= Exercise objective =
Copy every line of the material below with no changes.

(Records from a dataset)
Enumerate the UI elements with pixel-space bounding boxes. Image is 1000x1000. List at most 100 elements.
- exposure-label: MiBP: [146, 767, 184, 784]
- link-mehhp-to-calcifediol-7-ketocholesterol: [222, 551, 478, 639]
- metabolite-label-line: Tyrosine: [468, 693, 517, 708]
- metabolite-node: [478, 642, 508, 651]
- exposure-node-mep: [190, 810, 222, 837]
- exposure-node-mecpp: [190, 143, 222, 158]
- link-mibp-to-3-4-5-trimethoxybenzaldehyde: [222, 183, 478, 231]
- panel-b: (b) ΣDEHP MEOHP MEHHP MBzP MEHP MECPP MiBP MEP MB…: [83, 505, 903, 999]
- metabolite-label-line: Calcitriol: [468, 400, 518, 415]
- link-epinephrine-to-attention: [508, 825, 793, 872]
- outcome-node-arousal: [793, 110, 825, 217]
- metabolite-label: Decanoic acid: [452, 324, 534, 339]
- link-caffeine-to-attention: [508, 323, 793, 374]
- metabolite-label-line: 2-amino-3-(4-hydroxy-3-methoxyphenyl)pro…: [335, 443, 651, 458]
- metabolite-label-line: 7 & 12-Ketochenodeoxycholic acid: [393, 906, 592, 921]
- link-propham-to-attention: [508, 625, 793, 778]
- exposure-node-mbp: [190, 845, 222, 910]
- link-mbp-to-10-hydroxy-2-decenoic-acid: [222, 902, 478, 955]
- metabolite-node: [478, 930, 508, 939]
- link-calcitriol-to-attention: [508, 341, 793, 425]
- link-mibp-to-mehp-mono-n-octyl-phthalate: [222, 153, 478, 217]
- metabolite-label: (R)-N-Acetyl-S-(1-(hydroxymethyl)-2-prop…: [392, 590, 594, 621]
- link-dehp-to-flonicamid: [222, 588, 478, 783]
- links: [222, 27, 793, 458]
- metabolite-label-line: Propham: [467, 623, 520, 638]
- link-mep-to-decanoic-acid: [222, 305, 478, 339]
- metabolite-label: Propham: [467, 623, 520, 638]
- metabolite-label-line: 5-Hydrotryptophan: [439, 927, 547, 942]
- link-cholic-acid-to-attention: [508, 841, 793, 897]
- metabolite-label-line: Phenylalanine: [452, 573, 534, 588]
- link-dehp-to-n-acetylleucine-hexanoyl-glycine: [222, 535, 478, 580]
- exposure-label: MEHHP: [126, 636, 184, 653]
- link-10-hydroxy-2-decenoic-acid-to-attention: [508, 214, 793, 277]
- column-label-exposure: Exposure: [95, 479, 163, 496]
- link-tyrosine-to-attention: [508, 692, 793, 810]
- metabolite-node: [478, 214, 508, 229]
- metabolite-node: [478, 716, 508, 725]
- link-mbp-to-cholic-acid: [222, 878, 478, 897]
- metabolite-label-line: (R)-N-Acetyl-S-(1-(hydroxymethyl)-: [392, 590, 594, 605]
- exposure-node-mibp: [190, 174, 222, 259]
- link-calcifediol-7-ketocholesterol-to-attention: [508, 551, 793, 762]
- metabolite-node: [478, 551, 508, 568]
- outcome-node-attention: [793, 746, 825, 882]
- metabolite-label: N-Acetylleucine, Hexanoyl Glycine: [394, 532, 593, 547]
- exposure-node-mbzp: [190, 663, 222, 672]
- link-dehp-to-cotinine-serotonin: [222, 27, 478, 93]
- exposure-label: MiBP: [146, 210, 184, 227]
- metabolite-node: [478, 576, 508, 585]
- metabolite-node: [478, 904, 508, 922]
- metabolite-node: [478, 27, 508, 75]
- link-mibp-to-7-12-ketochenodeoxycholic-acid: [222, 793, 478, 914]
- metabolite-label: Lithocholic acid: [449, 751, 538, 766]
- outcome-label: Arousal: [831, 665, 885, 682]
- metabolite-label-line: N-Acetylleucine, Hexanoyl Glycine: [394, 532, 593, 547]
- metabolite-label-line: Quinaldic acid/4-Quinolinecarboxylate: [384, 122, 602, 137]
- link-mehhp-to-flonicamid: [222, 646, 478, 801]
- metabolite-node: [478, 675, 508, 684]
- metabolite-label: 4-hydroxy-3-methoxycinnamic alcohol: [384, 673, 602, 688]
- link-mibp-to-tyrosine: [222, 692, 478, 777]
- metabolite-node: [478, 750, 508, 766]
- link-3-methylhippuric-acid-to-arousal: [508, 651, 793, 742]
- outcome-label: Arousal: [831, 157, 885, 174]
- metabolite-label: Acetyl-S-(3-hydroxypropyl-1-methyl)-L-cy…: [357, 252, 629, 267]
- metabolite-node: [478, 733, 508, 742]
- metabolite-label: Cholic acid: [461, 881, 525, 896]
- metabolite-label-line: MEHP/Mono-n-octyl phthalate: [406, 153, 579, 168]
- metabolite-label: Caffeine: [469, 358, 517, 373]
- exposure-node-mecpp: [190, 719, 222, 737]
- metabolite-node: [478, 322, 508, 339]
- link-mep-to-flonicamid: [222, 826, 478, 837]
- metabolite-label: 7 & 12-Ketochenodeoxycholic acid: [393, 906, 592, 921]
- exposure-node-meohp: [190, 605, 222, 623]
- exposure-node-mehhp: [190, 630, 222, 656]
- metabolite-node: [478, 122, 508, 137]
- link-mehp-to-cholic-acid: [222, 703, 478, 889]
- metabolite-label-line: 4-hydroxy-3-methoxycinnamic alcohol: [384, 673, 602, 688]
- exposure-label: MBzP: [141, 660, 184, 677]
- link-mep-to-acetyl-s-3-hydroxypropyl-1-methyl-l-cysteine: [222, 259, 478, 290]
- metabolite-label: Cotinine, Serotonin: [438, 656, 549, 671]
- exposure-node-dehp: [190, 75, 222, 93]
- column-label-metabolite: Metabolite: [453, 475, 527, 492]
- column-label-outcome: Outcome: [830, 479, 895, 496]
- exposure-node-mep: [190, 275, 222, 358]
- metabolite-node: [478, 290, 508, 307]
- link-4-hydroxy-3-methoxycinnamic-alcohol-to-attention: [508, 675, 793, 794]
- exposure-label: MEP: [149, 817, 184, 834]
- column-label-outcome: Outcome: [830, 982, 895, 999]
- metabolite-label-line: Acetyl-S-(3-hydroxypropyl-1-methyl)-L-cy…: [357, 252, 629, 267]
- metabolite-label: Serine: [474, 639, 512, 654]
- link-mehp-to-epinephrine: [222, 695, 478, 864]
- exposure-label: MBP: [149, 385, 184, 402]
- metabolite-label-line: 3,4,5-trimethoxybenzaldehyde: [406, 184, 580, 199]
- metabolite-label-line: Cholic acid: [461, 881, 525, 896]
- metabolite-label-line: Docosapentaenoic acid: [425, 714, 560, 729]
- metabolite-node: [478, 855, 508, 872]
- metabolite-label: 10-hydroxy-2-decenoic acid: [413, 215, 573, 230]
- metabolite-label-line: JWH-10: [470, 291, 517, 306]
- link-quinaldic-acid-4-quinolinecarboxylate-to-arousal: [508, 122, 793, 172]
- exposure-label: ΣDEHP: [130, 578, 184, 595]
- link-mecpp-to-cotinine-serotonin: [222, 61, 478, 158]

= Task output =
Enumerate the UI elements with pixel-space bounding boxes. Image is 1000x1000. List at most 100 elements.
- exposure-label: MiBP: [146, 767, 184, 784]
- link-mehhp-to-calcifediol-7-ketocholesterol: [222, 551, 478, 639]
- metabolite-label-line: Tyrosine: [468, 693, 517, 708]
- metabolite-node: [478, 642, 508, 651]
- exposure-node-mep: [190, 810, 222, 837]
- exposure-node-mecpp: [190, 143, 222, 158]
- link-mibp-to-3-4-5-trimethoxybenzaldehyde: [222, 183, 478, 231]
- panel-b: (b) ΣDEHP MEOHP MEHHP MBzP MEHP MECPP MiBP MEP MB…: [83, 505, 903, 999]
- metabolite-label-line: Calcitriol: [468, 400, 518, 415]
- link-epinephrine-to-attention: [508, 825, 793, 872]
- outcome-node-arousal: [793, 110, 825, 217]
- metabolite-label: Decanoic acid: [452, 324, 534, 339]
- link-caffeine-to-attention: [508, 323, 793, 374]
- metabolite-label-line: 2-amino-3-(4-hydroxy-3-methoxyphenyl)pro…: [335, 443, 651, 458]
- metabolite-label-line: 7 & 12-Ketochenodeoxycholic acid: [393, 906, 592, 921]
- link-propham-to-attention: [508, 625, 793, 778]
- exposure-node-mbp: [190, 845, 222, 910]
- link-mbp-to-10-hydroxy-2-decenoic-acid: [222, 902, 478, 955]
- metabolite-node: [478, 930, 508, 939]
- link-calcitriol-to-attention: [508, 341, 793, 425]
- link-mibp-to-mehp-mono-n-octyl-phthalate: [222, 153, 478, 217]
- metabolite-label: (R)-N-Acetyl-S-(1-(hydroxymethyl)-2-prop…: [392, 590, 594, 621]
- link-dehp-to-flonicamid: [222, 588, 478, 783]
- links: [222, 27, 793, 458]
- metabolite-label-line: Propham: [467, 623, 520, 638]
- link-mep-to-decanoic-acid: [222, 305, 478, 339]
- metabolite-label: Propham: [467, 623, 520, 638]
- metabolite-label-line: 5-Hydrotryptophan: [439, 927, 547, 942]
- link-cholic-acid-to-attention: [508, 841, 793, 897]
- metabolite-label-line: Phenylalanine: [452, 573, 534, 588]
- link-dehp-to-n-acetylleucine-hexanoyl-glycine: [222, 535, 478, 580]
- exposure-label: MEHHP: [126, 636, 184, 653]
- link-10-hydroxy-2-decenoic-acid-to-attention: [508, 214, 793, 277]
- column-label-exposure: Exposure: [95, 479, 163, 496]
- link-tyrosine-to-attention: [508, 692, 793, 810]
- metabolite-node: [478, 214, 508, 229]
- metabolite-node: [478, 716, 508, 725]
- link-mbp-to-cholic-acid: [222, 878, 478, 897]
- metabolite-label-line: (R)-N-Acetyl-S-(1-(hydroxymethyl)-: [392, 590, 594, 605]
- exposure-node-mibp: [190, 174, 222, 259]
- link-calcifediol-7-ketocholesterol-to-attention: [508, 551, 793, 762]
- metabolite-node: [478, 551, 508, 568]
- outcome-node-attention: [793, 746, 825, 882]
- metabolite-label: N-Acetylleucine, Hexanoyl Glycine: [394, 532, 593, 547]
- exposure-node-mbzp: [190, 663, 222, 672]
- link-dehp-to-cotinine-serotonin: [222, 27, 478, 93]
- exposure-label: MiBP: [146, 210, 184, 227]
- metabolite-node: [478, 576, 508, 585]
- metabolite-node: [478, 904, 508, 922]
- metabolite-node: [478, 27, 508, 75]
- link-mibp-to-7-12-ketochenodeoxycholic-acid: [222, 793, 478, 914]
- metabolite-label: Lithocholic acid: [449, 751, 538, 766]
- outcome-label: Arousal: [831, 665, 885, 682]
- metabolite-label-line: N-Acetylleucine, Hexanoyl Glycine: [394, 532, 593, 547]
- metabolite-label-line: Quinaldic acid/4-Quinolinecarboxylate: [384, 122, 602, 137]
- link-mehhp-to-flonicamid: [222, 646, 478, 801]
- metabolite-node: [478, 675, 508, 684]
- metabolite-label: 4-hydroxy-3-methoxycinnamic alcohol: [384, 673, 602, 688]
- link-mibp-to-tyrosine: [222, 692, 478, 777]
- metabolite-node: [478, 750, 508, 766]
- link-3-methylhippuric-acid-to-arousal: [508, 651, 793, 742]
- outcome-label: Arousal: [831, 157, 885, 174]
- metabolite-label: Acetyl-S-(3-hydroxypropyl-1-methyl)-L-cy…: [357, 252, 629, 267]
- metabolite-node: [478, 733, 508, 742]
- metabolite-label: Cholic acid: [461, 881, 525, 896]
- metabolite-label-line: MEHP/Mono-n-octyl phthalate: [406, 153, 579, 168]
- metabolite-label: Caffeine: [469, 358, 517, 373]
- exposure-node-mecpp: [190, 719, 222, 737]
- metabolite-node: [478, 322, 508, 339]
- link-mep-to-flonicamid: [222, 826, 478, 837]
- metabolite-label: 7 & 12-Ketochenodeoxycholic acid: [393, 906, 592, 921]
- exposure-node-meohp: [190, 605, 222, 623]
- exposure-node-mehhp: [190, 630, 222, 656]
- metabolite-node: [478, 122, 508, 137]
- link-mehp-to-cholic-acid: [222, 703, 478, 889]
- metabolite-label-line: 4-hydroxy-3-methoxycinnamic alcohol: [384, 673, 602, 688]
- exposure-label: MBzP: [141, 660, 184, 677]
- link-mep-to-acetyl-s-3-hydroxypropyl-1-methyl-l-cysteine: [222, 259, 478, 290]
- metabolite-label: Cotinine, Serotonin: [438, 656, 549, 671]
- exposure-node-dehp: [190, 75, 222, 93]
- column-label-metabolite: Metabolite: [453, 475, 527, 492]
- column-label-outcome: Outcome: [830, 479, 895, 496]
- exposure-node-mep: [190, 275, 222, 358]
- metabolite-node: [478, 290, 508, 307]
- link-4-hydroxy-3-methoxycinnamic-alcohol-to-attention: [508, 675, 793, 794]
- exposure-label: MEP: [149, 817, 184, 834]
- column-label-outcome: Outcome: [830, 982, 895, 999]
- metabolite-label-line: Acetyl-S-(3-hydroxypropyl-1-methyl)-L-cy…: [357, 252, 629, 267]
- metabolite-label: Serine: [474, 639, 512, 654]
- link-mehp-to-epinephrine: [222, 695, 478, 864]
- exposure-label: MBP: [149, 385, 184, 402]
- metabolite-label-line: 3,4,5-trimethoxybenzaldehyde: [406, 184, 580, 199]
- metabolite-label-line: Cholic acid: [461, 881, 525, 896]
- metabolite-label-line: Docosapentaenoic acid: [425, 714, 560, 729]
- metabolite-node: [478, 855, 508, 872]
- metabolite-label: 10-hydroxy-2-decenoic acid: [413, 215, 573, 230]
- metabolite-label-line: JWH-10: [470, 291, 517, 306]
- link-quinaldic-acid-4-quinolinecarboxylate-to-arousal: [508, 122, 793, 172]
- exposure-label: ΣDEHP: [130, 578, 184, 595]
- link-mecpp-to-cotinine-serotonin: [222, 61, 478, 158]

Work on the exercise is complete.